● **WRITTEN INSTRUCTION**: Select the lines that hold the word "Read" and copy each one.

● **Extracted records**:

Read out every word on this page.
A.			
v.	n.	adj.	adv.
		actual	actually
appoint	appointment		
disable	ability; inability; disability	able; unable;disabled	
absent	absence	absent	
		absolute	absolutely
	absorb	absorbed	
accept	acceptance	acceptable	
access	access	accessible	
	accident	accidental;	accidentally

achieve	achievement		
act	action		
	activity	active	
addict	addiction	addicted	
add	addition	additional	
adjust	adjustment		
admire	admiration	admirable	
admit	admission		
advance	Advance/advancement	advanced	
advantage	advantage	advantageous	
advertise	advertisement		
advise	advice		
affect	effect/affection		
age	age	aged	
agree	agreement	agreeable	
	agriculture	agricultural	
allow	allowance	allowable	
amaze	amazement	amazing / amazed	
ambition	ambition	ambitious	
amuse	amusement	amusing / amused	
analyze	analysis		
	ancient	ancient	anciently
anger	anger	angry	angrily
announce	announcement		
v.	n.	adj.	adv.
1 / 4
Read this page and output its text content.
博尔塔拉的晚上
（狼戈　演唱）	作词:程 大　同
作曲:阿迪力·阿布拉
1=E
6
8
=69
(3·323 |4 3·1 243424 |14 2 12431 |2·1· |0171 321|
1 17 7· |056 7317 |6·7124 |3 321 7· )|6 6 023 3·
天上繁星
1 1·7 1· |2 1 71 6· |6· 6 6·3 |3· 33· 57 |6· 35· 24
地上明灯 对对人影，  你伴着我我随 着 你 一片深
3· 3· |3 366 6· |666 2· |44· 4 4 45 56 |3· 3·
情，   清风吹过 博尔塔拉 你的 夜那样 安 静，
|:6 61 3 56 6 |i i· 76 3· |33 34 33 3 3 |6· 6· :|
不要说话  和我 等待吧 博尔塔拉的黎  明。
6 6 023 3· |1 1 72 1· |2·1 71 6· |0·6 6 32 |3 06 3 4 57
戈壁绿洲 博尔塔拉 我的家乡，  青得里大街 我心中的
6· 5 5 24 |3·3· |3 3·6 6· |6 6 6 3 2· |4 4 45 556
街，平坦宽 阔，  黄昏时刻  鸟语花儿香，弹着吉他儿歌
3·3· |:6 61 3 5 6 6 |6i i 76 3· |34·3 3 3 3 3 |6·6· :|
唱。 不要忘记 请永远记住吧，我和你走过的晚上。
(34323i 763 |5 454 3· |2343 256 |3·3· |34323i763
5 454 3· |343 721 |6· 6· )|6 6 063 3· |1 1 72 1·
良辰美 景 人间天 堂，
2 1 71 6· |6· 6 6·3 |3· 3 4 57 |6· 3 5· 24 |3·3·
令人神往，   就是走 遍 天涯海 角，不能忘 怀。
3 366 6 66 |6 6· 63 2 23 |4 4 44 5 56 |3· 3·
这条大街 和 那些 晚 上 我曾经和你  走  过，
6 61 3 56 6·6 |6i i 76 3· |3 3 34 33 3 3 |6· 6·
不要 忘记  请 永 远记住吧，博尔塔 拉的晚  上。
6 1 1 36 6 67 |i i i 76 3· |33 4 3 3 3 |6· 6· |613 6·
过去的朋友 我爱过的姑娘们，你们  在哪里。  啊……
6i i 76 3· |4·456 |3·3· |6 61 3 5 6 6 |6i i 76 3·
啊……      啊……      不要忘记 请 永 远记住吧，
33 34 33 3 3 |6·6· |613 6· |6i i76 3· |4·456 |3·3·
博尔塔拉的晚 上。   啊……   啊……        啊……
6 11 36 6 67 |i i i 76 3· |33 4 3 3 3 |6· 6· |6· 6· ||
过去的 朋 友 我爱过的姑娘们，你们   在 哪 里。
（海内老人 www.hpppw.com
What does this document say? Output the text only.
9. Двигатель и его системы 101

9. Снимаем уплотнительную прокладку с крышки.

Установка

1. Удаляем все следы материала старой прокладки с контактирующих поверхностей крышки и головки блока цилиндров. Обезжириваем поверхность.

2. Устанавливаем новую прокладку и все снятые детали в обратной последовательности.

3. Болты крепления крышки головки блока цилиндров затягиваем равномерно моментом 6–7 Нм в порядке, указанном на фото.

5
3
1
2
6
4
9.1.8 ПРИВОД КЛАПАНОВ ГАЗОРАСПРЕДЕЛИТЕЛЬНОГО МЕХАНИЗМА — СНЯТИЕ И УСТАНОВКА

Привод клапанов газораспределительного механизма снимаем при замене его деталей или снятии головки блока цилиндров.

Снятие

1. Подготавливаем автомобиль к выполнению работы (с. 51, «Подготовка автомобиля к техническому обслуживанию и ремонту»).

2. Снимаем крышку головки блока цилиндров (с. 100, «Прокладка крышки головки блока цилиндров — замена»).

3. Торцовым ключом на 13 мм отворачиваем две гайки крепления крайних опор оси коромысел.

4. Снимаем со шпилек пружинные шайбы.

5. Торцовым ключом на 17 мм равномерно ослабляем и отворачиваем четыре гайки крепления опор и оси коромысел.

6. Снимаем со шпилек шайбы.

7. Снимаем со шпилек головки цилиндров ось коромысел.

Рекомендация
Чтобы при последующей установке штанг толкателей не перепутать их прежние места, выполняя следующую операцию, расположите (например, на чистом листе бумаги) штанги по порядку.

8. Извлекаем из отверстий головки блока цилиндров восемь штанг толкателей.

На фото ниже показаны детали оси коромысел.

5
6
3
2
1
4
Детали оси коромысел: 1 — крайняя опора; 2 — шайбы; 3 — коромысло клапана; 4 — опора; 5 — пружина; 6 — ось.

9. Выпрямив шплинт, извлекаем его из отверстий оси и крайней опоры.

● **ANSWER FOR THIS EXERCISE**:
Read out every word on this page.
Read this page and output its text content.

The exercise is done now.